**GIVEN DATA**

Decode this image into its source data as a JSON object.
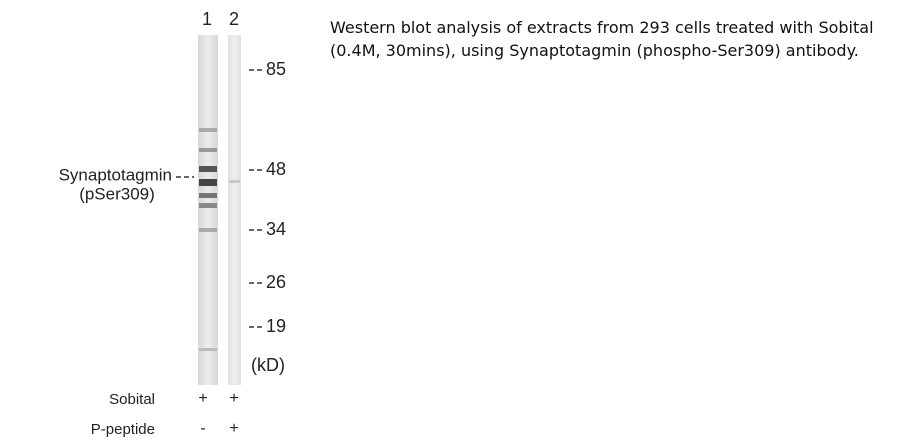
{
  "lanes": [
    "1",
    "2"
  ],
  "markers": {
    "values": [
      85,
      48,
      34,
      26,
      19
    ],
    "unit": "(kD)"
  },
  "protein_label": {
    "line1": "Synaptotagmin",
    "line2": "(pSer309)"
  },
  "treatments": [
    {
      "name": "Sobital",
      "lanes": [
        "+",
        "+"
      ]
    },
    {
      "name": "P-peptide",
      "lanes": [
        "-",
        "+"
      ]
    }
  ],
  "caption": "Western blot analysis of extracts from 293 cells treated with Sobital (0.4M, 30mins), using Synaptotagmin (phospho-Ser309) antibody."
}
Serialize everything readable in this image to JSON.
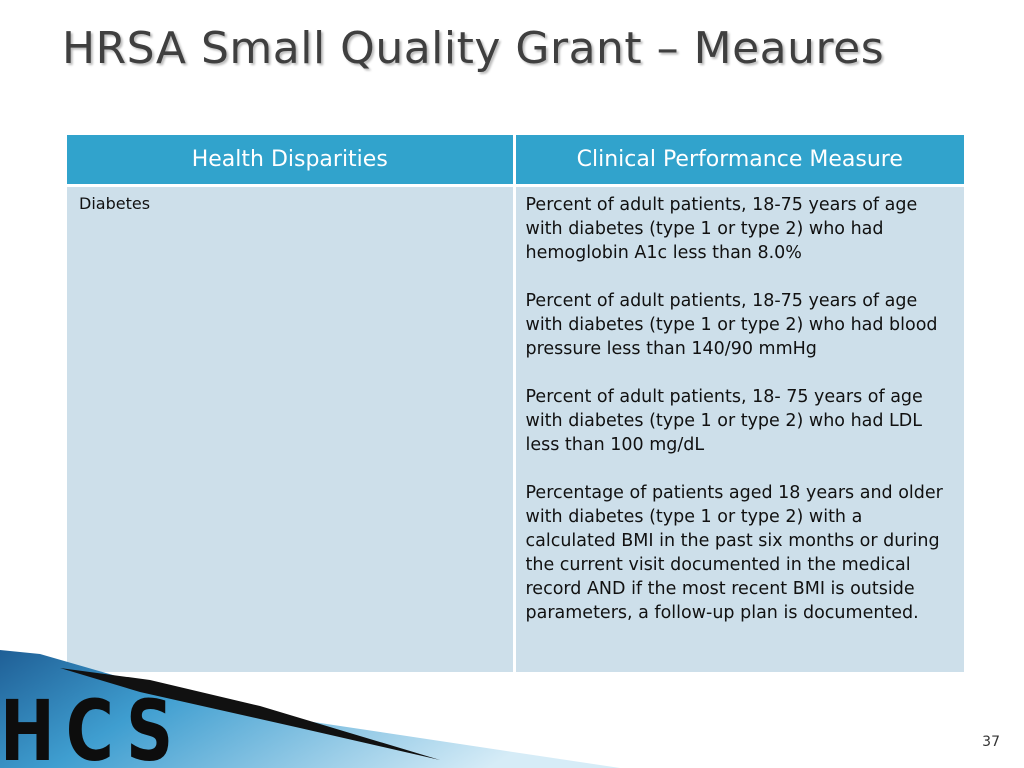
{
  "slide": {
    "title": "HRSA Small Quality Grant – Meaures",
    "page_number": "37"
  },
  "table": {
    "headers": [
      "Health Disparities",
      "Clinical Performance Measure"
    ],
    "rows": [
      {
        "disparity": "Diabetes",
        "measures": [
          "Percent of adult patients, 18-75 years of age with diabetes (type 1 or type 2) who had hemoglobin A1c less than 8.0%",
          "Percent of adult patients, 18-75 years of age with diabetes (type 1 or type 2) who had blood pressure less than 140/90 mmHg",
          "Percent of adult patients, 18- 75 years of age with diabetes (type 1 or type 2) who had LDL less than 100 mg/dL",
          "Percentage of patients aged 18 years and older with diabetes (type 1 or type 2) with a calculated BMI in the past six months or during the current visit documented in the medical record AND if the most recent BMI is outside parameters, a follow-up plan is documented."
        ]
      }
    ]
  },
  "logo": {
    "text": "HCS",
    "colors": {
      "header_fill": "#31a3cc",
      "cell_fill": "#cddfea",
      "swoosh_blue": "#2f7fb0",
      "swoosh_dark": "#111111"
    }
  }
}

**ACTIVITY**
Would you retype every line shown above exactly, leaving the pictures aside?

**REPLY TO THE EXERCISE**
Decode this image into its source data as a JSON object.
{
  "lanes": [
    "1",
    "2"
  ],
  "markers": {
    "values": [
      85,
      48,
      34,
      26,
      19
    ],
    "unit": "(kD)"
  },
  "protein_label": {
    "line1": "Synaptotagmin",
    "line2": "(pSer309)"
  },
  "treatments": [
    {
      "name": "Sobital",
      "lanes": [
        "+",
        "+"
      ]
    },
    {
      "name": "P-peptide",
      "lanes": [
        "-",
        "+"
      ]
    }
  ],
  "caption": "Western blot analysis of extracts from 293 cells treated with Sobital (0.4M, 30mins), using Synaptotagmin (phospho-Ser309) antibody."
}
Serialize everything readable in this image to JSON.
{
  "slide": {
    "title": "HRSA Small Quality Grant – Meaures",
    "page_number": "37"
  },
  "table": {
    "headers": [
      "Health Disparities",
      "Clinical Performance Measure"
    ],
    "rows": [
      {
        "disparity": "Diabetes",
        "measures": [
          "Percent of adult patients, 18-75 years of age with diabetes (type 1 or type 2) who had hemoglobin A1c less than 8.0%",
          "Percent of adult patients, 18-75 years of age with diabetes (type 1 or type 2) who had blood pressure less than 140/90 mmHg",
          "Percent of adult patients, 18- 75 years of age with diabetes (type 1 or type 2) who had LDL less than 100 mg/dL",
          "Percentage of patients aged 18 years and older with diabetes (type 1 or type 2) with a calculated BMI in the past six months or during the current visit documented in the medical record AND if the most recent BMI is outside parameters, a follow-up plan is documented."
        ]
      }
    ]
  },
  "logo": {
    "text": "HCS",
    "colors": {
      "header_fill": "#31a3cc",
      "cell_fill": "#cddfea",
      "swoosh_blue": "#2f7fb0",
      "swoosh_dark": "#111111"
    }
  }
}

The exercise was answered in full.